● Document excerpt:
++++
Kirkland & Ellis LLP
200 Clarendon Street
Boston, Massachusetts 02116
(617) 385-7500

Check the box if the filing relates solely to preliminary communications made before the commencement of a tender offer.

This Amendment No. 1 (this “Amendment”) amends and supplements the Solicitation/Recommendation Statement on Schedule 14D-9 (as amended or supplemented from time to time, the “Schedule 14D-9”) previously filed by KalVista Pharmaceuticals, Inc., a Delaware corporation (“KalVista” or “Company”), with the Securities and Exchange Commission on May 13, 2026, relating to the tender offer by Chiesi Farmaceutici S.p.A., an Italian società per azioni (“Parent”), and Skyline Merger Sub, Inc., a Delaware corporation and a wholly owned subsidiary of Parent (“Purchaser”), to purchase all of the outstanding shares of common stock of the Company, par value $0.001 per share (the “Shares”), for $27.00 per Share, net to the seller in cash, without interest and subject to any withholding of taxes (the “Offer Price”), upon the terms and subject to the conditions set forth in the Offer to Purchase, dated May 13, 2026 (as may be amended or supplemented from time to time, the “Offer to Purchase”) and in the related Letter of Transmittal (as may be amended or supplemented from time to time, the “Letter of Transmittal”) and the other exhibits to the Tender Offer Statement on Schedule TO (the Schedule TO, collectively with the Offer to Purchase and the Letter of Transmittal, constitute the “Offer”), pursuant to the Merger Agreement.
Except to the extent specifically provided in this Amendment, the information set forth in the Schedule 14D-9 remains unchanged. Capitalized terms used but not otherwise defined in this Amendment shall have the meanings ascribed to them in the Schedule 14D-9. This Amendment is being filed to reflect certain updates as set forth below.
Explanatory Note:
As described further below, in connection with the Offer and the Merger Agreement, two complaints have been filed as individual actions by purported stockholders of the Company in New York state court. Certain demand letters have also been sent to the Company by purported stockholders making similar allegations. The Company believes that the allegations in such complaints and demand letters are without merit. The Company believes that no supplemental disclosure is required under applicable laws and that the Schedule 14D-9, as originally filed on May 13, 2026, disclosed all material information required to be disclosed therein. However, to avoid the risk that lawsuits may delay or otherwise adversely affect the Transactions, and to minimize the expense of defending such actions, the Company wishes to make voluntarily certain supplemental disclosures related to the Transactions for the purposes of mooting the allegations in any complaints related to the Transactions, all of which are set forth below and should be read in conjunction with the Schedule 14D-9 in its entirety. Nothing in these supplemental disclosures shall be deemed an admission of the legal necessity or materiality under applicable laws of any of the disclosures set forth herein.
++++
● Dataset excerpts:
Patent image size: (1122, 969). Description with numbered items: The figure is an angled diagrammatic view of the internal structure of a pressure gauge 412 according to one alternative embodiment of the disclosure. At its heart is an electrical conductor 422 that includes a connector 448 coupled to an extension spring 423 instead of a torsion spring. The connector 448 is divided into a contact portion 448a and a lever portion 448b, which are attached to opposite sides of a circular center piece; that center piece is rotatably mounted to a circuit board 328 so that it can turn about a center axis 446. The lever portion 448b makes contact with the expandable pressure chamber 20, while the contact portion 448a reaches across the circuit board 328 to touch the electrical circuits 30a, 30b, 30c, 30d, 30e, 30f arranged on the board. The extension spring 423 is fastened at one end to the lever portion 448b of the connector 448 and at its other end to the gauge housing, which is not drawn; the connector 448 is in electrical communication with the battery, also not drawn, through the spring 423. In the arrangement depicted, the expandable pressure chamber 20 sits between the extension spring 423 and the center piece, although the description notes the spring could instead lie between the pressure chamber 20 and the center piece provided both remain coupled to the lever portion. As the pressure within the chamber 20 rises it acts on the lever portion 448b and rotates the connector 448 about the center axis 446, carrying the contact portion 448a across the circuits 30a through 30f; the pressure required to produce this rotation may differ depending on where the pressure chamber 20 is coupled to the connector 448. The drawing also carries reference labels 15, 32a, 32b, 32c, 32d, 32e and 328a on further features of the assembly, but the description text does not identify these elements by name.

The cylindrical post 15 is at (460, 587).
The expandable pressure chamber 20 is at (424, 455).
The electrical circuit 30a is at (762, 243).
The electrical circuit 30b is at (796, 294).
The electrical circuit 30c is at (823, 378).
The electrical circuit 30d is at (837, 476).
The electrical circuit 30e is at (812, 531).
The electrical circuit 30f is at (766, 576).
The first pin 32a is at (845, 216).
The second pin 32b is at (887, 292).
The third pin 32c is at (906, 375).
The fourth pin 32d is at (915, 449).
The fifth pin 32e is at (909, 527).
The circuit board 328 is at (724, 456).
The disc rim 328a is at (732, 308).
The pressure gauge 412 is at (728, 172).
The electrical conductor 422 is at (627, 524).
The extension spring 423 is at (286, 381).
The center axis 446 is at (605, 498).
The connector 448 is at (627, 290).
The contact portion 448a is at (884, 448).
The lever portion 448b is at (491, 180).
++++
● Questions:
(A) Set down everything in the KalVista amendment from "Except to the" down to "set forth below.".
(B) Carry the KalVista amendment forward, starting right after its last sentence.
You won't need the entries.

● Answers given:
(A)
Except to the extent specifically provided in this Amendment, the information set forth in the Schedule 14D-9 remains unchanged. Capitalized terms used but not otherwise defined in this Amendment shall have the meanings ascribed to them in the Schedule 14D-9. This Amendment is being filed to reflect certain updates as set forth below.

(B)
Item 4.
The Solicitation or Recommendation.
Item 4 of the Schedule 14D-9 is hereby amended and supplemented as follows:
1.
By adding the bold and underlined text to the sixth full paragraph on page 16 in the section captioned “Background of the Offer and the Merger” as follows:
Later on February 19, 2026, Parent submitted a written proposal (the “February 19 Parent Proposal”) to acquire all of the outstanding shares of the Company for $24.00 per Share in cash. In the February 19 Parent Proposal, Parent expressed that the proposed transaction with the Company was a priority and that, assuming the availability of Company personnel and requested information for due diligence, Parent could complete due diligence in four weeks. The February 19 Parent Proposal indicated that Parent would finance the transaction using a combination of cash on hand and external debt financing, but that the transaction would not be subject to any financing conditions or contingencies. The February 19 Parent Proposal represented a 55% premium to the Company’s closing trading price on February 18, 2026, and reflected an implied total equity valuation of approximately $1.7 billion. The February 19 Parent Proposal did not mention management retention or equity participation with the Surviving Corporation.
2.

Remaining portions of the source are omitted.